» Do this: Each entry below is to be duplicated verbatim.

Dataset entries
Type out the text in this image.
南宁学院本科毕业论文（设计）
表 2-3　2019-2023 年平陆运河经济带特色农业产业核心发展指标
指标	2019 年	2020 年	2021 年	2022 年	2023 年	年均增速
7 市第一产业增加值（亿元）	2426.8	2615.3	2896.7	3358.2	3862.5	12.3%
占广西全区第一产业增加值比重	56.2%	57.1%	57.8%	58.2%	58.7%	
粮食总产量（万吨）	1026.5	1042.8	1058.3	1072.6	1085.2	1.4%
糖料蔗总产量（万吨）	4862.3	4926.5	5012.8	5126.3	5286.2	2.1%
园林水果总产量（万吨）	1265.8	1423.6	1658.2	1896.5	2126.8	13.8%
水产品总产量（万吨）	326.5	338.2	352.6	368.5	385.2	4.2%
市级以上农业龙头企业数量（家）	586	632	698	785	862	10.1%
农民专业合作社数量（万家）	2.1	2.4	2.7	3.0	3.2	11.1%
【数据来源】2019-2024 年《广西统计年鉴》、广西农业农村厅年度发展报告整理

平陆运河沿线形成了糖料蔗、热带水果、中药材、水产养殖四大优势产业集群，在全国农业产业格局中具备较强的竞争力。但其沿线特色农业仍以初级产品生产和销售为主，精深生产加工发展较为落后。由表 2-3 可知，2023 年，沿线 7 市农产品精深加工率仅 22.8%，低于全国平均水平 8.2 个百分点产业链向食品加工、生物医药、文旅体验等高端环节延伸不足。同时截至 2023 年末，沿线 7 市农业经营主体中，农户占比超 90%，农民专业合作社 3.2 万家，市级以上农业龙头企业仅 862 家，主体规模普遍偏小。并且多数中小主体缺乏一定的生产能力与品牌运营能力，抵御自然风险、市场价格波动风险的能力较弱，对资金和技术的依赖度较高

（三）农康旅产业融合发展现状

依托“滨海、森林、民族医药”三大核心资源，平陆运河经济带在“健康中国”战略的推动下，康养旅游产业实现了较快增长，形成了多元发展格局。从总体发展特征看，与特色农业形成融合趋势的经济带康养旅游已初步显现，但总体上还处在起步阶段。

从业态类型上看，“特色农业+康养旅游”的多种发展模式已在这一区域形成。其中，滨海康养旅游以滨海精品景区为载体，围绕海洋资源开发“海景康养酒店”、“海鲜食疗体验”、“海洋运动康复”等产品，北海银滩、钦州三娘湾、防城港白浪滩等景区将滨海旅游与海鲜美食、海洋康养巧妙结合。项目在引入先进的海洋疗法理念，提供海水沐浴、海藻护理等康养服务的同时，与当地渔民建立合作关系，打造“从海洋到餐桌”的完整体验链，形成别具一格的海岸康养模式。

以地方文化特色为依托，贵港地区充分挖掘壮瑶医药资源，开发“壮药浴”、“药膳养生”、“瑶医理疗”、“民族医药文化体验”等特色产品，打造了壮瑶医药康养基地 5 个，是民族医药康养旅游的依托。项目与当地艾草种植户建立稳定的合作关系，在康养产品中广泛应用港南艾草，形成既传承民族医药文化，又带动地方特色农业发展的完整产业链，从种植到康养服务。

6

» Response below:
Type out the text in this image.
南宁学院本科毕业论文（设计）
表 2-3　2019-2023 年平陆运河经济带特色农业产业核心发展指标
指标	2019 年	2020 年	2021 年	2022 年	2023 年	年均增速
7 市第一产业增加值（亿元）	2426.8	2615.3	2896.7	3358.2	3862.5	12.3%
占广西全区第一产业增加值比重	56.2%	57.1%	57.8%	58.2%	58.7%	
粮食总产量（万吨）	1026.5	1042.8	1058.3	1072.6	1085.2	1.4%
糖料蔗总产量（万吨）	4862.3	4926.5	5012.8	5126.3	5286.2	2.1%
园林水果总产量（万吨）	1265.8	1423.6	1658.2	1896.5	2126.8	13.8%
水产品总产量（万吨）	326.5	338.2	352.6	368.5	385.2	4.2%
市级以上农业龙头企业数量（家）	586	632	698	785	862	10.1%
农民专业合作社数量（万家）	2.1	2.4	2.7	3.0	3.2	11.1%
【数据来源】2019-2024 年《广西统计年鉴》、广西农业农村厅年度发展报告整理

平陆运河沿线形成了糖料蔗、热带水果、中药材、水产养殖四大优势产业集群，在全国农业产业格局中具备较强的竞争力。但其沿线特色农业仍以初级产品生产和销售为主，精深生产加工发展较为落后。由表 2-3 可知，2023 年，沿线 7 市农产品精深加工率仅 22.8%，低于全国平均水平 8.2 个百分点产业链向食品加工、生物医药、文旅体验等高端环节延伸不足。同时截至 2023 年末，沿线 7 市农业经营主体中，农户占比超 90%，农民专业合作社 3.2 万家，市级以上农业龙头企业仅 862 家，主体规模普遍偏小。并且多数中小主体缺乏一定的生产能力与品牌运营能力，抵御自然风险、市场价格波动风险的能力较弱，对资金和技术的依赖度较高

（三）农康旅产业融合发展现状

依托“滨海、森林、民族医药”三大核心资源，平陆运河经济带在“健康中国”战略的推动下，康养旅游产业实现了较快增长，形成了多元发展格局。从总体发展特征看，与特色农业形成融合趋势的经济带康养旅游已初步显现，但总体上还处在起步阶段。

从业态类型上看，“特色农业+康养旅游”的多种发展模式已在这一区域形成。其中，滨海康养旅游以滨海精品景区为载体，围绕海洋资源开发“海景康养酒店”、“海鲜食疗体验”、“海洋运动康复”等产品，北海银滩、钦州三娘湾、防城港白浪滩等景区将滨海旅游与海鲜美食、海洋康养巧妙结合。项目在引入先进的海洋疗法理念，提供海水沐浴、海藻护理等康养服务的同时，与当地渔民建立合作关系，打造“从海洋到餐桌”的完整体验链，形成别具一格的海岸康养模式。

以地方文化特色为依托，贵港地区充分挖掘壮瑶医药资源，开发“壮药浴”、“药膳养生”、“瑶医理疗”、“民族医药文化体验”等特色产品，打造了壮瑶医药康养基地 5 个，是民族医药康养旅游的依托。项目与当地艾草种植户建立稳定的合作关系，在康养产品中广泛应用港南艾草，形成既传承民族医药文化，又带动地方特色农业发展的完整产业链，从种植到康养服务。

6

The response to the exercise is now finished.